• _What the exercise asks_
Pictures do not belong in the copy; restate the records below word for word.
— Start of Information supplied —
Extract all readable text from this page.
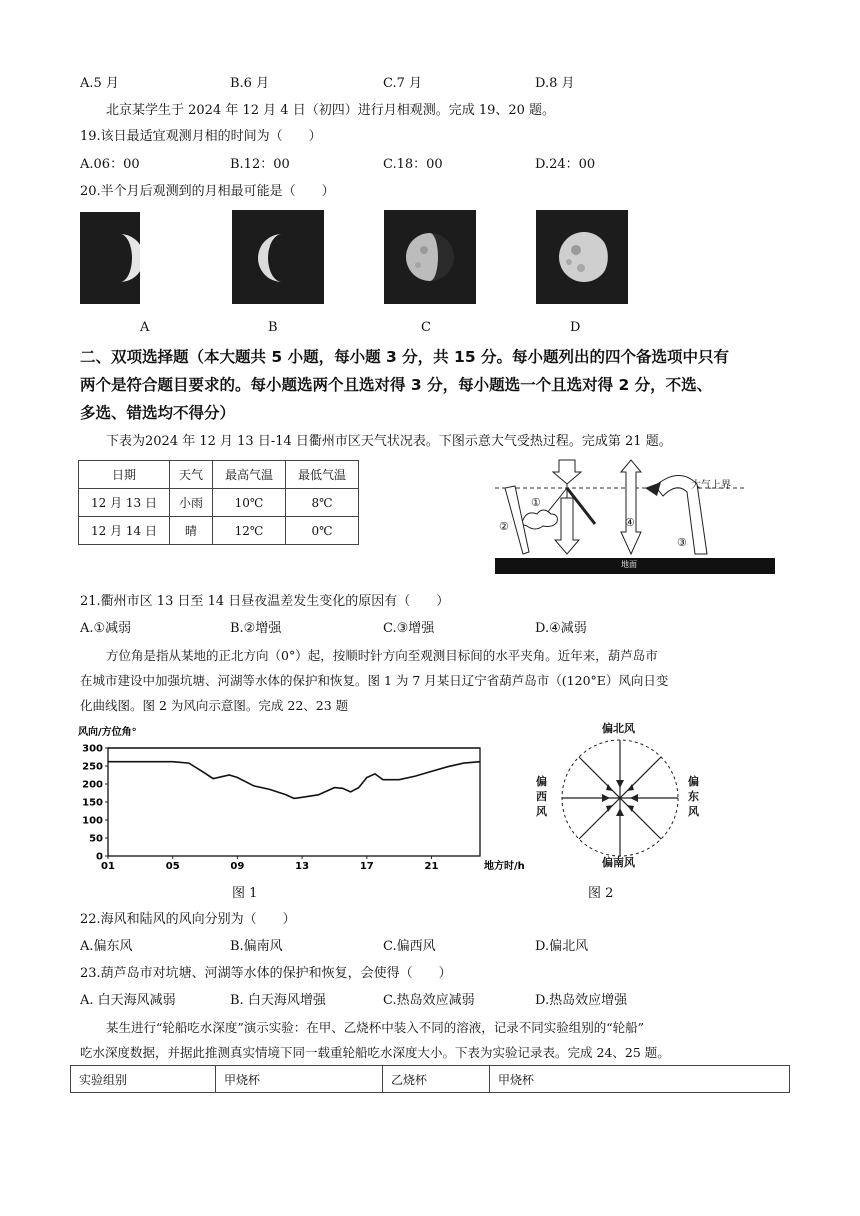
A.5 月	B.6 月	C.7 月	D.8 月
北京某学生于 2024 年 12 月 4 日（初四）进行月相观测。完成 19、20 题。
19.该日最适宜观测月相的时间为（　　）
A.06：00	B.12：00	C.18：00	D.24：00
20.半个月后观测到的月相最可能是（　　）
A	B	C	D
二、双项选择题（本大题共 5 小题，每小题 3 分，共 15 分。每小题列出的四个备选项中只有
两个是符合题目要求的。每小题选两个且选对得 3 分，每小题选一个且选对得 2 分，不选、
多选、错选均不得分）
下表为2024 年 12 月 13 日-14 日衢州市区天气状况表。下图示意大气受热过程。完成第 21 题。
日期	天气	最高气温	最低气温
12 月 13 日	小雨	10℃	8℃
12 月 14 日	晴	12℃	0℃
①
②
③
④
大气上界
地面
21.衢州市区 13 日至 14 日昼夜温差发生变化的原因有（　　）
A.①减弱	B.②增强	C.③增强	D.④减弱
方位角是指从某地的正北方向（0°）起，按顺时针方向至观测目标间的水平夹角。近年来，葫芦岛市
在城市建设中加强坑塘、河湖等水体的保护和恢复。图 1 为 7 月某日辽宁省葫芦岛市（(120°E）风向日变
化曲线图。图 2 为风向示意图。完成 22、23 题
0
50
100
150
200
250
300
01	05	09	13	17	21
风向/方位角°
地方时/h
图 1
偏北风
偏南风
偏西风
偏东风
图 2
22.海风和陆风的风向分别为（　　）
A.偏东风	B.偏南风	C.偏西风	D.偏北风
23.葫芦岛市对坑塘、河湖等水体的保护和恢复，会使得（　　）
A. 白天海风减弱	B. 白天海风增强	C.热岛效应减弱	D.热岛效应增强
某生进行“轮船吃水深度”演示实验：在甲、乙烧杯中装入不同的溶液，记录不同实验组别的“轮船”
吃水深度数据，并据此推测真实情境下同一载重轮船吃水深度大小。下表为实验记录表。完成 24、25 题。
实验组别	甲烧杯	乙烧杯	甲烧杯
— End of Information supplied —
• _Answer to this exercise_
Extract all readable text from this page.
A.5 月	B.6 月	C.7 月	D.8 月
北京某学生于 2024 年 12 月 4 日（初四）进行月相观测。完成 19、20 题。
19.该日最适宜观测月相的时间为（　　）
A.06：00	B.12：00	C.18：00	D.24：00
20.半个月后观测到的月相最可能是（　　）
A	B	C	D
二、双项选择题（本大题共 5 小题，每小题 3 分，共 15 分。每小题列出的四个备选项中只有
两个是符合题目要求的。每小题选两个且选对得 3 分，每小题选一个且选对得 2 分，不选、
多选、错选均不得分）
下表为2024 年 12 月 13 日-14 日衢州市区天气状况表。下图示意大气受热过程。完成第 21 题。
日期	天气	最高气温	最低气温
12 月 13 日	小雨	10℃	8℃
12 月 14 日	晴	12℃	0℃
①
②
③
④
大气上界
地面
21.衢州市区 13 日至 14 日昼夜温差发生变化的原因有（　　）
A.①减弱	B.②增强	C.③增强	D.④减弱
方位角是指从某地的正北方向（0°）起，按顺时针方向至观测目标间的水平夹角。近年来，葫芦岛市
在城市建设中加强坑塘、河湖等水体的保护和恢复。图 1 为 7 月某日辽宁省葫芦岛市（(120°E）风向日变
化曲线图。图 2 为风向示意图。完成 22、23 题
0
50
100
150
200
250
300
01	05	09	13	17	21
风向/方位角°
地方时/h
图 1
偏北风
偏南风
偏西风
偏东风
图 2
22.海风和陆风的风向分别为（　　）
A.偏东风	B.偏南风	C.偏西风	D.偏北风
23.葫芦岛市对坑塘、河湖等水体的保护和恢复，会使得（　　）
A. 白天海风减弱	B. 白天海风增强	C.热岛效应减弱	D.热岛效应增强
某生进行“轮船吃水深度”演示实验：在甲、乙烧杯中装入不同的溶液，记录不同实验组别的“轮船”
吃水深度数据，并据此推测真实情境下同一载重轮船吃水深度大小。下表为实验记录表。完成 24、25 题。
实验组别	甲烧杯	乙烧杯	甲烧杯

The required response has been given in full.